> [Stated goal] Make a tally of the lines in the records that include the string "Sealing", and give only that number.
** Start Entries shown **
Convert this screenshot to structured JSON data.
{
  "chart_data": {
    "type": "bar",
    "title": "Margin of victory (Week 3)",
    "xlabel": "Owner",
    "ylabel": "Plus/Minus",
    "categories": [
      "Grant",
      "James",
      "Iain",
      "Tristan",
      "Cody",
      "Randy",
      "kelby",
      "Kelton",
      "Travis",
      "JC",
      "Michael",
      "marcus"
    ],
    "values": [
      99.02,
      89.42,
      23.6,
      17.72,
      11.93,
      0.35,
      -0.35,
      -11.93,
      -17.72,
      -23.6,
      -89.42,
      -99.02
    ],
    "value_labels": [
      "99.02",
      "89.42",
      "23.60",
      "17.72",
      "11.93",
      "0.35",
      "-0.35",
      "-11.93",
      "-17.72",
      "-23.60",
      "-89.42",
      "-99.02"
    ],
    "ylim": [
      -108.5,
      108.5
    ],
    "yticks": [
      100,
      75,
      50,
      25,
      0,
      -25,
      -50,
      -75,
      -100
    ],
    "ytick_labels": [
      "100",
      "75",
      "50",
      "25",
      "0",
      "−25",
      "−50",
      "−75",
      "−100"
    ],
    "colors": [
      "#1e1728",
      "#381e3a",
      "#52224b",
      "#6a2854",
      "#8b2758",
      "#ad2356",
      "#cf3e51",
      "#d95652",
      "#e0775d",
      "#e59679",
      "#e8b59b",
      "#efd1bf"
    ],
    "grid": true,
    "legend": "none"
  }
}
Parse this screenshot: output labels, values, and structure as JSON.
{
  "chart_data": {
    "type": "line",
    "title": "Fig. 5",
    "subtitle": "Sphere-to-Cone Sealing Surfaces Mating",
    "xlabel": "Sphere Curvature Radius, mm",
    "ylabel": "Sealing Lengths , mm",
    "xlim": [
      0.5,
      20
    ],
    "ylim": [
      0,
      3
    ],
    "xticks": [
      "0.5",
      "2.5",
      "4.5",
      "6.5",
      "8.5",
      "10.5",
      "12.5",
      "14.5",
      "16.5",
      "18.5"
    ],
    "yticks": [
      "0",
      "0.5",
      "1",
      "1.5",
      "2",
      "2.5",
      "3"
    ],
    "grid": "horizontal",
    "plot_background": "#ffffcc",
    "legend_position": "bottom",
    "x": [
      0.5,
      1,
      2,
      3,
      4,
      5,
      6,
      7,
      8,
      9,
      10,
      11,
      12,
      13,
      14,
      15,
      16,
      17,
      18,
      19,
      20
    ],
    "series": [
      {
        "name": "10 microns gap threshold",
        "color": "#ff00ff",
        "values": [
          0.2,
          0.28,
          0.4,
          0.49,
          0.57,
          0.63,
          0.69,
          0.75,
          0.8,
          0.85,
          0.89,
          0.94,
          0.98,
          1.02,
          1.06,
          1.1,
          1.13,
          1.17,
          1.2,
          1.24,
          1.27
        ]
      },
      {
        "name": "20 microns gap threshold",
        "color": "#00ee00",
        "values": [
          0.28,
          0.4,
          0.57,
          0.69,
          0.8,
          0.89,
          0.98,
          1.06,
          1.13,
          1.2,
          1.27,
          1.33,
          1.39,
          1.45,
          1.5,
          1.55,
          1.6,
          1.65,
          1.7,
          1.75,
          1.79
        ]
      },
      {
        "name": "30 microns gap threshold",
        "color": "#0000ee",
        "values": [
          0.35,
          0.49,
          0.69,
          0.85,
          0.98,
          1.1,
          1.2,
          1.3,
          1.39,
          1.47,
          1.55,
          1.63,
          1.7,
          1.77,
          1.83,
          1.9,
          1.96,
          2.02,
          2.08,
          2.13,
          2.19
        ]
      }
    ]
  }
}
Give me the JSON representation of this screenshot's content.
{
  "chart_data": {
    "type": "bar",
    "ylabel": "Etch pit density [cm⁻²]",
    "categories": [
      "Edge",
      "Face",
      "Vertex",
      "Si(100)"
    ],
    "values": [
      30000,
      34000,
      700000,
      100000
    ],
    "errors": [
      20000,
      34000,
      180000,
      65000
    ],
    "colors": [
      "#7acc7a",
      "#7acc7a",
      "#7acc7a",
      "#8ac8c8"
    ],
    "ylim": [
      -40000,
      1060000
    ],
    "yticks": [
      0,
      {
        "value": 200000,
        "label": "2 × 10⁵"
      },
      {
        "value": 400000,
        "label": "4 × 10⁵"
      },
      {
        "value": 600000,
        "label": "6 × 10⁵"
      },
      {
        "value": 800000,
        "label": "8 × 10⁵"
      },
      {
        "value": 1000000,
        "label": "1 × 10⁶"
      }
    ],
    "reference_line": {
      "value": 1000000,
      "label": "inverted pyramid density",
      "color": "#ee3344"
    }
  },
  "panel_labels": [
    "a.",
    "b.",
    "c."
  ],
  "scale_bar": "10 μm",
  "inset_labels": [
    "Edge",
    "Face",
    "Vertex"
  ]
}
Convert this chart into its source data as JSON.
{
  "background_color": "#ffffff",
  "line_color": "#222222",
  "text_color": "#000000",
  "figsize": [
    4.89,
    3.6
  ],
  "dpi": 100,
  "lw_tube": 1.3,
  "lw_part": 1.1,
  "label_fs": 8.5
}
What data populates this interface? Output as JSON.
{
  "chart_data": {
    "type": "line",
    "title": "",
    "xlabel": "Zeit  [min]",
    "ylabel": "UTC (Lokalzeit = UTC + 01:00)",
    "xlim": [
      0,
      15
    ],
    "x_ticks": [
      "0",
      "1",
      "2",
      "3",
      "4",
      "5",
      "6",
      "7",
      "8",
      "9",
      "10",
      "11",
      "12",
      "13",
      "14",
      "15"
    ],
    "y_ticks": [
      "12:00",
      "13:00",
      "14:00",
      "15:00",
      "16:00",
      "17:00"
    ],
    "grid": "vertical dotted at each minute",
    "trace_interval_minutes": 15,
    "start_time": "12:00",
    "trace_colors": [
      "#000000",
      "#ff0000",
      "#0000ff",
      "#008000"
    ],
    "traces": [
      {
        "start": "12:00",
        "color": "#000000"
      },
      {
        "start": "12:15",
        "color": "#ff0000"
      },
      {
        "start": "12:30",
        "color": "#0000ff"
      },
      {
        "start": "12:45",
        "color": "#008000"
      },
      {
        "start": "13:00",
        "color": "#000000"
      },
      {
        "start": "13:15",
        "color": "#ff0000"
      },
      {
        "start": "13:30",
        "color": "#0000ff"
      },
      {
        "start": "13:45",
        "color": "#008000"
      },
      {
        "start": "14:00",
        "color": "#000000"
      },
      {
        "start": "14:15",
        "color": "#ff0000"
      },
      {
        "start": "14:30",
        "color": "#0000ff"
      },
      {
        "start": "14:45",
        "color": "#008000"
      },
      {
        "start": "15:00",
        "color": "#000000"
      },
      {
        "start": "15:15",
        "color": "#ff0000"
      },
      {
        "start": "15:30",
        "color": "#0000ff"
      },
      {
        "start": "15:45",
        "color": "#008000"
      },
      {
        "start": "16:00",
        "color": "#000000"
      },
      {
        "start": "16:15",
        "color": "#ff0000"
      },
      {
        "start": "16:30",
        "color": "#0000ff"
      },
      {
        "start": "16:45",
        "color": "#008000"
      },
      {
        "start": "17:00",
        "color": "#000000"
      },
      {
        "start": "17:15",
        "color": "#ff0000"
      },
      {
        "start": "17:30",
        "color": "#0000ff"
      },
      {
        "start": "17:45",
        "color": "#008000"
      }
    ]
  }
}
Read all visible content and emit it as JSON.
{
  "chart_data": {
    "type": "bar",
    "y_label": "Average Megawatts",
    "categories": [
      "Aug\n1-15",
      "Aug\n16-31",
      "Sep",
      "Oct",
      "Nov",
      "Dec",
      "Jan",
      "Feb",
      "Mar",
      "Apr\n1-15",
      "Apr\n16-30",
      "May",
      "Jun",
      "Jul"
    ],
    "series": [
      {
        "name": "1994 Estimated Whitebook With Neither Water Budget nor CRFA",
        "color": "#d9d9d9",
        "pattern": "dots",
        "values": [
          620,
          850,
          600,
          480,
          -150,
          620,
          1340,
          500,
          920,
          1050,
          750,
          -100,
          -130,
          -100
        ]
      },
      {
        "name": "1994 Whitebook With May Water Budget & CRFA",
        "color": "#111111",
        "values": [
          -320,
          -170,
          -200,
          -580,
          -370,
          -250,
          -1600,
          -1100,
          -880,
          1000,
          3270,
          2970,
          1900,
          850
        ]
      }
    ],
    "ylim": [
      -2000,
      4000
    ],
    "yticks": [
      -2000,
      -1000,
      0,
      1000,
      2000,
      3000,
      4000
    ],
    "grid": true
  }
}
** End Entries shown **
> [Answer for this exercise] 2